Dataset excerpts:
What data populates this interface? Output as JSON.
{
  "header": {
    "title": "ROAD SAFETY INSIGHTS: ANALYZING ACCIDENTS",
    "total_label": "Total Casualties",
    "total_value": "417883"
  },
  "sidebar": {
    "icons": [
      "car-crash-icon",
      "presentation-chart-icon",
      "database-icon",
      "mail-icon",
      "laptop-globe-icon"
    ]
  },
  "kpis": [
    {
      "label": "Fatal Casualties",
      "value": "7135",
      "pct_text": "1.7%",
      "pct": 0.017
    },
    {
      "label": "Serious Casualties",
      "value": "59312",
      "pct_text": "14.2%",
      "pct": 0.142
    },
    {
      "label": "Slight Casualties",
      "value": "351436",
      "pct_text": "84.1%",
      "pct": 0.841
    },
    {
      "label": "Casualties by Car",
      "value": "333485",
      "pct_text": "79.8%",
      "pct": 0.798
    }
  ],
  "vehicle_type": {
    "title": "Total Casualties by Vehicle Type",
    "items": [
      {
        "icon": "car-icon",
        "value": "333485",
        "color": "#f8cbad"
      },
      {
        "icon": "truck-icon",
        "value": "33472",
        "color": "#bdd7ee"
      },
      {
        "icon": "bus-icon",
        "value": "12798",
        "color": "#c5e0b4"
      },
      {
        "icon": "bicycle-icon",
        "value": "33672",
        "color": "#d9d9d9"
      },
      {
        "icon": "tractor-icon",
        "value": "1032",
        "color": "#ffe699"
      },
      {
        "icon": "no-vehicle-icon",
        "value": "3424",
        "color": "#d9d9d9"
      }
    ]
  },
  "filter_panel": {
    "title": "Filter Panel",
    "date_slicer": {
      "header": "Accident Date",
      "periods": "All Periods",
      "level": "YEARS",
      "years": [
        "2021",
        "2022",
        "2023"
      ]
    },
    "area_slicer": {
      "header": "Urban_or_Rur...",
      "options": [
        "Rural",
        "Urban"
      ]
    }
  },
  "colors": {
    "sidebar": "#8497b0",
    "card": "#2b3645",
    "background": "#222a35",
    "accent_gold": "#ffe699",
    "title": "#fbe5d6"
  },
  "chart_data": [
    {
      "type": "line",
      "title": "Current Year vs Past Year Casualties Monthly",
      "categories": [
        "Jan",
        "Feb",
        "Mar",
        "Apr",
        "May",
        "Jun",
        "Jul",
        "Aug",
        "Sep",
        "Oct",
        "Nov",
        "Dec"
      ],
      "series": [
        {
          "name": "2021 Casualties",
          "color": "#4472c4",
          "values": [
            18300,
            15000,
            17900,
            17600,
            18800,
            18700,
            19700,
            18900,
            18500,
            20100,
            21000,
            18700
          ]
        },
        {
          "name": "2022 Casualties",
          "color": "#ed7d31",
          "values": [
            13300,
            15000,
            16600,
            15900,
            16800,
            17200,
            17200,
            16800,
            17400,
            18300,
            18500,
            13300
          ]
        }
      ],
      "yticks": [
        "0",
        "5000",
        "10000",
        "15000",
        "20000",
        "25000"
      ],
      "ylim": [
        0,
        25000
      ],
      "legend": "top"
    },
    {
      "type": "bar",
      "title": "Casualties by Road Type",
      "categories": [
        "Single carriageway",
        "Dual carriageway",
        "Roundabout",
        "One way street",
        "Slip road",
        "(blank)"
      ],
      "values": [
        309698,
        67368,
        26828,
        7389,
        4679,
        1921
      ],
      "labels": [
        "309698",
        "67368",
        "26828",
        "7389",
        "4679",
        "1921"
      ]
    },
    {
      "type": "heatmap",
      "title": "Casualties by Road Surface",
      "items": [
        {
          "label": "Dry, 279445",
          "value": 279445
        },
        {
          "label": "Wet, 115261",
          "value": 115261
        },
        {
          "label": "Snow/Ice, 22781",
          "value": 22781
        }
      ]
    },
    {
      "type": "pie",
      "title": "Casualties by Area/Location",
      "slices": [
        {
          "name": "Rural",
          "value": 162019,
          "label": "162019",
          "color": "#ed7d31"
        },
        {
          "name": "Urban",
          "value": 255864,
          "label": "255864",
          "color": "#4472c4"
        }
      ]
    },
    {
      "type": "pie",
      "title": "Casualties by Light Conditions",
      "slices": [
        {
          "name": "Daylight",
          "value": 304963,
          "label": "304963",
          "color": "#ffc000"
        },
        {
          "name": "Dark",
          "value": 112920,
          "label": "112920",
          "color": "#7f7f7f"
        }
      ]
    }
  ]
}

* Required task: Copy out all lines where the word "carriageway" appears.

* Written answer:
        "Single carriageway",
        "Dual carriageway",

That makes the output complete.